> What to produce
Look through the entries below and report how many lines hold the string "optical". Only the number is wanted.

> Given records
*****
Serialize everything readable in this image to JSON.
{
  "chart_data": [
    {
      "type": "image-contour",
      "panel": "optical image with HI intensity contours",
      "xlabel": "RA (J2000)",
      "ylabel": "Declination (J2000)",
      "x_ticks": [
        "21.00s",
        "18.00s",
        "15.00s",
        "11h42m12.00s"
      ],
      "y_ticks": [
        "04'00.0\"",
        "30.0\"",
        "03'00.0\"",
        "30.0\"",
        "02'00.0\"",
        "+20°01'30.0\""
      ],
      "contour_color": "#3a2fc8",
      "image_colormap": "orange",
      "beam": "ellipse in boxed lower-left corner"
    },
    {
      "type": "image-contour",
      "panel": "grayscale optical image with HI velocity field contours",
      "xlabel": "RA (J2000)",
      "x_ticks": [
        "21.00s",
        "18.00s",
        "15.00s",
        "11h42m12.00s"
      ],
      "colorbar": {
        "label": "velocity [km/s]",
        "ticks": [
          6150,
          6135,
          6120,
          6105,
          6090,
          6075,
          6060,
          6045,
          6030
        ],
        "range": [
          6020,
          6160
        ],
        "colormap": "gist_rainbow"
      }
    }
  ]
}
*****
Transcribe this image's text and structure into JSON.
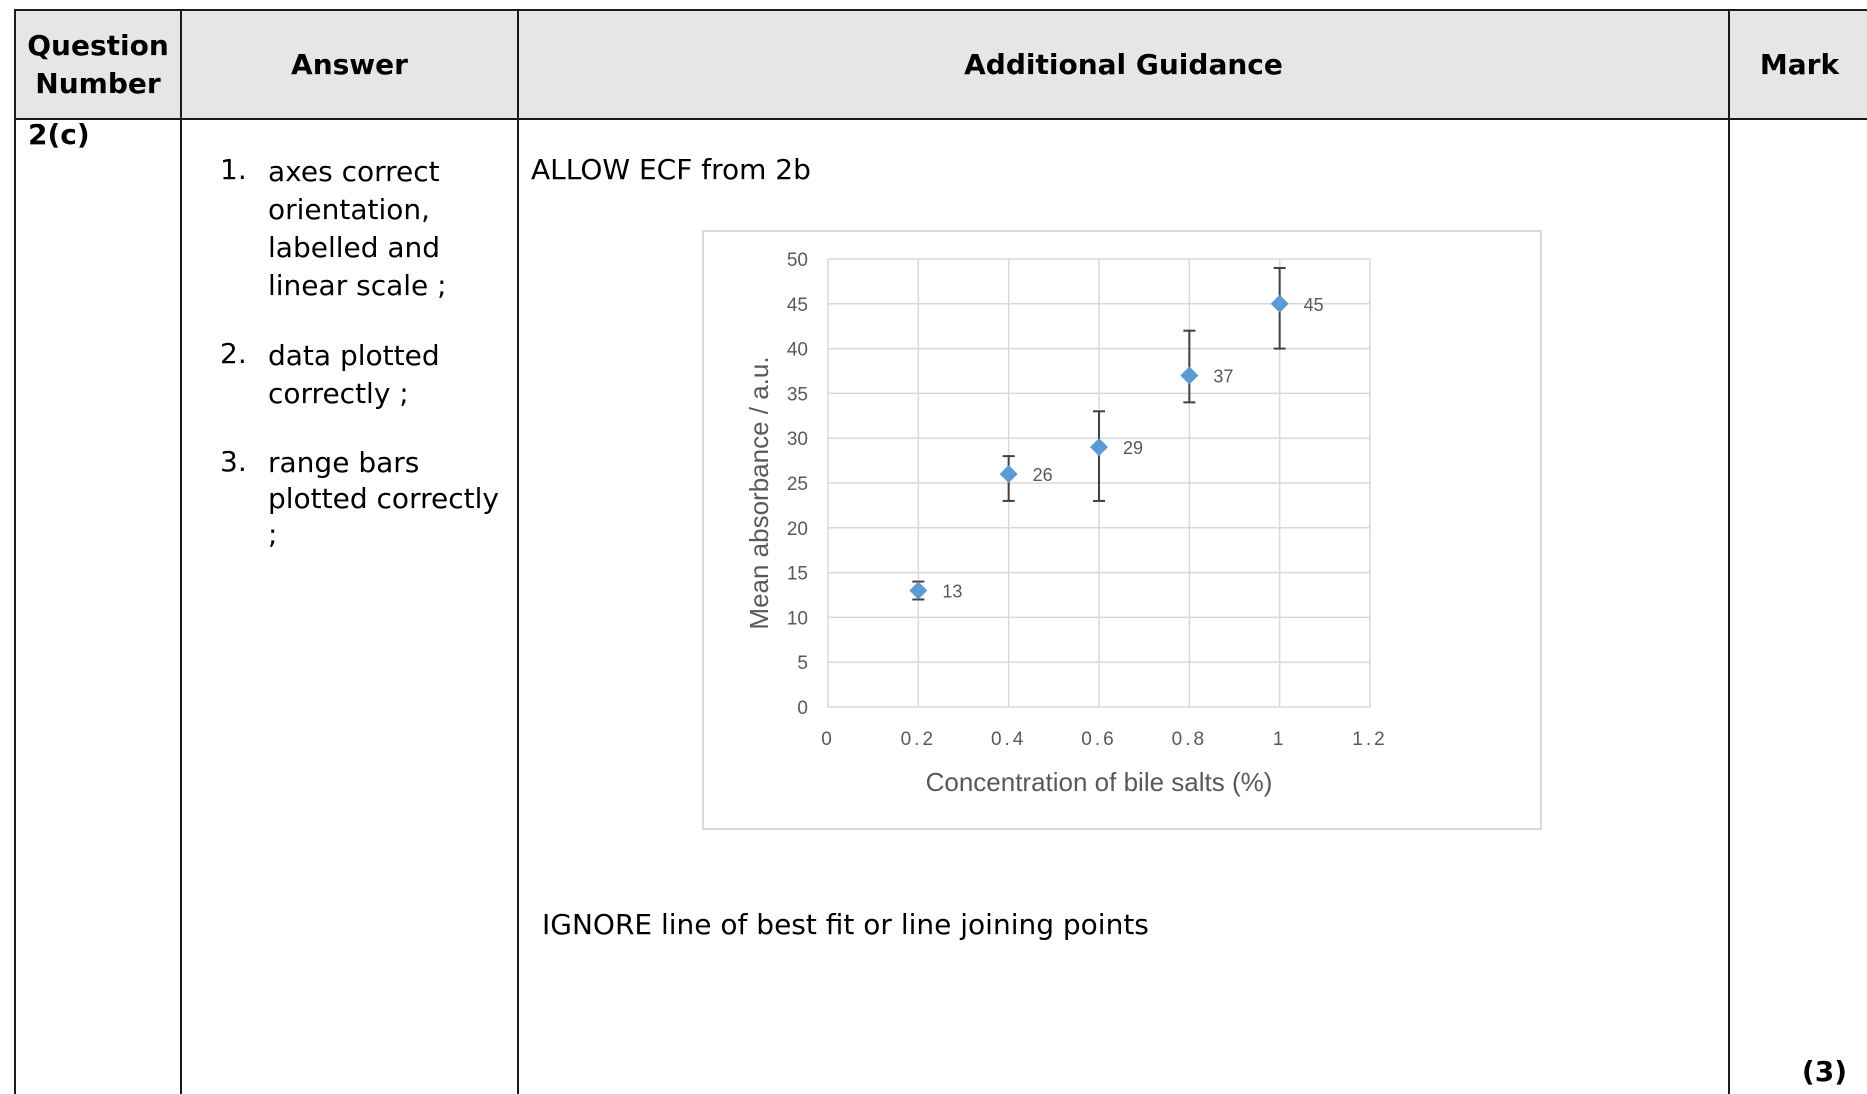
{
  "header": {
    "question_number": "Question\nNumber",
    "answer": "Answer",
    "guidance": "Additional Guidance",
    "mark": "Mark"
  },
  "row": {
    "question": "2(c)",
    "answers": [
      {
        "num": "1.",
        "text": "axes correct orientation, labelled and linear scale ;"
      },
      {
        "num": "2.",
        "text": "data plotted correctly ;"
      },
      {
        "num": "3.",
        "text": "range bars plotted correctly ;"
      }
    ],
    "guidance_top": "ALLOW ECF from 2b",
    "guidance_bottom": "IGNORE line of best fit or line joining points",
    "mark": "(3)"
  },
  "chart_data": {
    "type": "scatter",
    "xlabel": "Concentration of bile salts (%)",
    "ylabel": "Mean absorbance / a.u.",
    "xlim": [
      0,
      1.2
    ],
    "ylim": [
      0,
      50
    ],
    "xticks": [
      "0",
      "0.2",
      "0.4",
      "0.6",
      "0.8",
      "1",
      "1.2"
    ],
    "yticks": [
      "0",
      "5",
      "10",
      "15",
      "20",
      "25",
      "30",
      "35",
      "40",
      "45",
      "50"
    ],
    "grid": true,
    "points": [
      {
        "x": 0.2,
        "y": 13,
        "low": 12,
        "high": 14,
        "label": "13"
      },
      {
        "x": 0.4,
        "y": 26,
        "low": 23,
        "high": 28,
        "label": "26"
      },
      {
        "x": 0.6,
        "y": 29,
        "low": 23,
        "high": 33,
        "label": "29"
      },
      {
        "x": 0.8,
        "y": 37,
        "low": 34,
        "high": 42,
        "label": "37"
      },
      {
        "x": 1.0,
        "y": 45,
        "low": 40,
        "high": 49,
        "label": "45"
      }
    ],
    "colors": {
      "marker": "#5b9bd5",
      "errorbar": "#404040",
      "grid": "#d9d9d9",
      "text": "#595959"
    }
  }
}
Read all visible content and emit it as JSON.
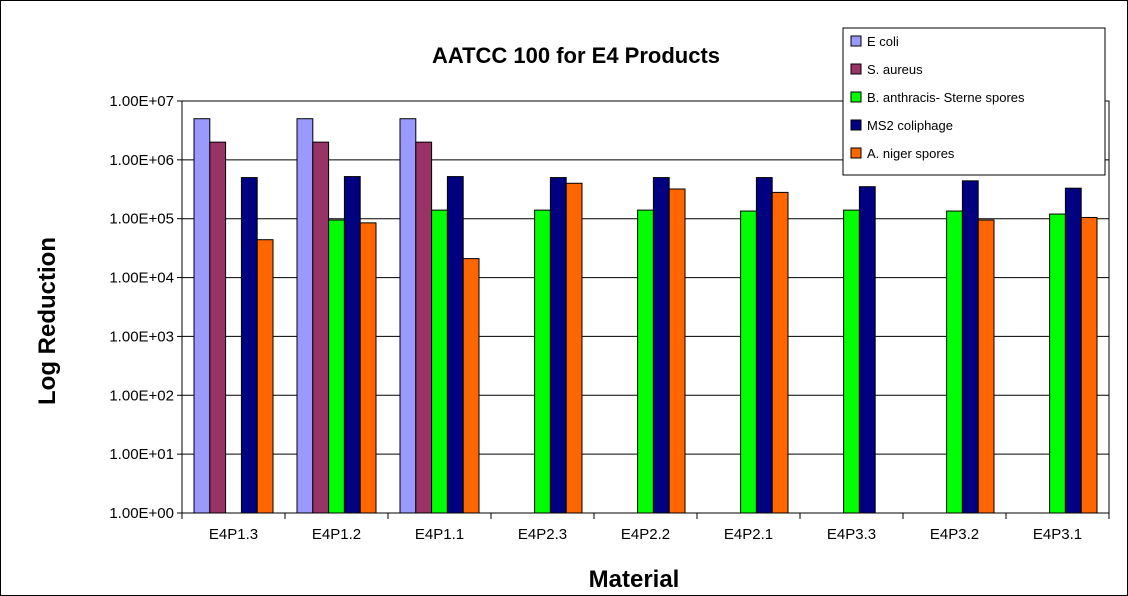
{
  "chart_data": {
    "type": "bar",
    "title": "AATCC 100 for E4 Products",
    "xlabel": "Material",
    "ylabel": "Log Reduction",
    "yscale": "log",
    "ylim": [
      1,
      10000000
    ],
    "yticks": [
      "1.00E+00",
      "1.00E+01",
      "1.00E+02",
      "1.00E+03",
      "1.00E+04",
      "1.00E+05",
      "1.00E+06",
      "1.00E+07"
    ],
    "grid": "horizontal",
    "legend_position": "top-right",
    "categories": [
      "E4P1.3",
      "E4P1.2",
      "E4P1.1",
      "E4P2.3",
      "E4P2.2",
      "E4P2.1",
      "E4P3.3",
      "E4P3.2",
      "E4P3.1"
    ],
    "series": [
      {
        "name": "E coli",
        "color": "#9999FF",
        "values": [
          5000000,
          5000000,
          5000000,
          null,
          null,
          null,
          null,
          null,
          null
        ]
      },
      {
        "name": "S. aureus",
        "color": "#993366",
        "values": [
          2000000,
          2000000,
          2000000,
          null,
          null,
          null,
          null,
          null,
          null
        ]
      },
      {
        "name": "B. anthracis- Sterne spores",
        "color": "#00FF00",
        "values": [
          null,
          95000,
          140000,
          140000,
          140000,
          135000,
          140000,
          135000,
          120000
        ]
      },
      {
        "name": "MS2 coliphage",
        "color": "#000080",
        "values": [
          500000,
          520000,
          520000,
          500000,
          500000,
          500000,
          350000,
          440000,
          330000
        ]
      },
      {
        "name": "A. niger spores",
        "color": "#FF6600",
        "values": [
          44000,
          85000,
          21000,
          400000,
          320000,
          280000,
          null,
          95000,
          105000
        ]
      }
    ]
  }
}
*****
> Solution
2